» WRITTEN INSTRUCTION:
Copy each line below that contains "mweston".
# start of LISTING
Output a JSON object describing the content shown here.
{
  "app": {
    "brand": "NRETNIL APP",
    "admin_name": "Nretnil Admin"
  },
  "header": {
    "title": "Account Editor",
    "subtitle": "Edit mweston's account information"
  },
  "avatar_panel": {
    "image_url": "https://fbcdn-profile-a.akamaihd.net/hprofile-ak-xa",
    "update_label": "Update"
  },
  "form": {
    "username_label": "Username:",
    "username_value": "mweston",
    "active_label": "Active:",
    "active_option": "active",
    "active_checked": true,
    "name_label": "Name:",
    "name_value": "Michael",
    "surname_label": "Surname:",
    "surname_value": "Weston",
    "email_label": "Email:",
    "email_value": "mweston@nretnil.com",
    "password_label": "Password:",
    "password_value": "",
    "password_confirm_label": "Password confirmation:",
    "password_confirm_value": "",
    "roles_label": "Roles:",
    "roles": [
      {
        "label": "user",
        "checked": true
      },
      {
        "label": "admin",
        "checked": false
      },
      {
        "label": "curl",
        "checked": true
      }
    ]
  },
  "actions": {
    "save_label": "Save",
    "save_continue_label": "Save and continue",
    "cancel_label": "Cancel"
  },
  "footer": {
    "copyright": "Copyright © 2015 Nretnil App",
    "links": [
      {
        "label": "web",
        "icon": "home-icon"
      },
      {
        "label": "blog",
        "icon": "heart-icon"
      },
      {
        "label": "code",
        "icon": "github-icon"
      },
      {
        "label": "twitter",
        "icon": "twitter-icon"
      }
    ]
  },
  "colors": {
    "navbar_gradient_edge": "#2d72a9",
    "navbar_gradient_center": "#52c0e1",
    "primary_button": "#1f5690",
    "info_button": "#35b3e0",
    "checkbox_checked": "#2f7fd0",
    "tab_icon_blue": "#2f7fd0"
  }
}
# end of LISTING
» EXERCISE OUTPUT:
    "subtitle": "Edit mweston's account information"
    "username_value": "mweston",
    "email_value": "mweston@nretnil.com",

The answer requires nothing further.